Aim of the exercise: Rewrite every row, changing "cross-sectional view" to "sectional view" and leaving everything else as it is.

Recorded data
*-*-*
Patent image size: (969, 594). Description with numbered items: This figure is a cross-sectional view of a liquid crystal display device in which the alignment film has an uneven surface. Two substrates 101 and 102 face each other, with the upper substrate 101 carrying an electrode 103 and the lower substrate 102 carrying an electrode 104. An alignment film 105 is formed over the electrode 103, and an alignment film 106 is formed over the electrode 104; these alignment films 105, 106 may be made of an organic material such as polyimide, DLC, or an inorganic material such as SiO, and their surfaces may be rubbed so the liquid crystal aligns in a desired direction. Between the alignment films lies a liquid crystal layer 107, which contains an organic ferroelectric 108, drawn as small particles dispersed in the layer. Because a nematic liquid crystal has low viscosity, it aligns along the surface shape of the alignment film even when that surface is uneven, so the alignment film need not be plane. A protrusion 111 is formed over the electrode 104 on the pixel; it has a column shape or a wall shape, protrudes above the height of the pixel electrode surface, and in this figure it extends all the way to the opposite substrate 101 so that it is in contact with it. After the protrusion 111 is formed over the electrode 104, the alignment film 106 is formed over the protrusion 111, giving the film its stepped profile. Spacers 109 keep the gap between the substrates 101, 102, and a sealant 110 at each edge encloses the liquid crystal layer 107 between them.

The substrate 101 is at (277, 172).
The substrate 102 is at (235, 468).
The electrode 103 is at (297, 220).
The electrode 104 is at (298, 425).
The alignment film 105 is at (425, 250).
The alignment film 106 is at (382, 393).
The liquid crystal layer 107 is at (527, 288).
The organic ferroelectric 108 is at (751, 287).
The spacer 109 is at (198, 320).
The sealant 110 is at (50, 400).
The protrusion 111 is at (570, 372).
*-*-*
Exercise answer:
Patent image size: (969, 594). Description with numbered items: This figure is a sectional view of a liquid crystal display device in which the alignment film has an uneven surface. Two substrates 101 and 102 face each other, with the upper substrate 101 carrying an electrode 103 and the lower substrate 102 carrying an electrode 104. An alignment film 105 is formed over the electrode 103, and an alignment film 106 is formed over the electrode 104; these alignment films 105, 106 may be made of an organic material such as polyimide, DLC, or an inorganic material such as SiO, and their surfaces may be rubbed so the liquid crystal aligns in a desired direction. Between the alignment films lies a liquid crystal layer 107, which contains an organic ferroelectric 108, drawn as small particles dispersed in the layer. Because a nematic liquid crystal has low viscosity, it aligns along the surface shape of the alignment film even when that surface is uneven, so the alignment film need not be plane. A protrusion 111 is formed over the electrode 104 on the pixel; it has a column shape or a wall shape, protrudes above the height of the pixel electrode surface, and in this figure it extends all the way to the opposite substrate 101 so that it is in contact with it. After the protrusion 111 is formed over the electrode 104, the alignment film 106 is formed over the protrusion 111, giving the film its stepped profile. Spacers 109 keep the gap between the substrates 101, 102, and a sealant 110 at each edge encloses the liquid crystal layer 107 between them.

The substrate 101 is at (277, 172).
The substrate 102 is at (235, 468).
The electrode 103 is at (297, 220).
The electrode 104 is at (298, 425).
The alignment film 105 is at (425, 250).
The alignment film 106 is at (382, 393).
The liquid crystal layer 107 is at (527, 288).
The organic ferroelectric 108 is at (751, 287).
The spacer 109 is at (198, 320).
The sealant 110 is at (50, 400).
The protrusion 111 is at (570, 372).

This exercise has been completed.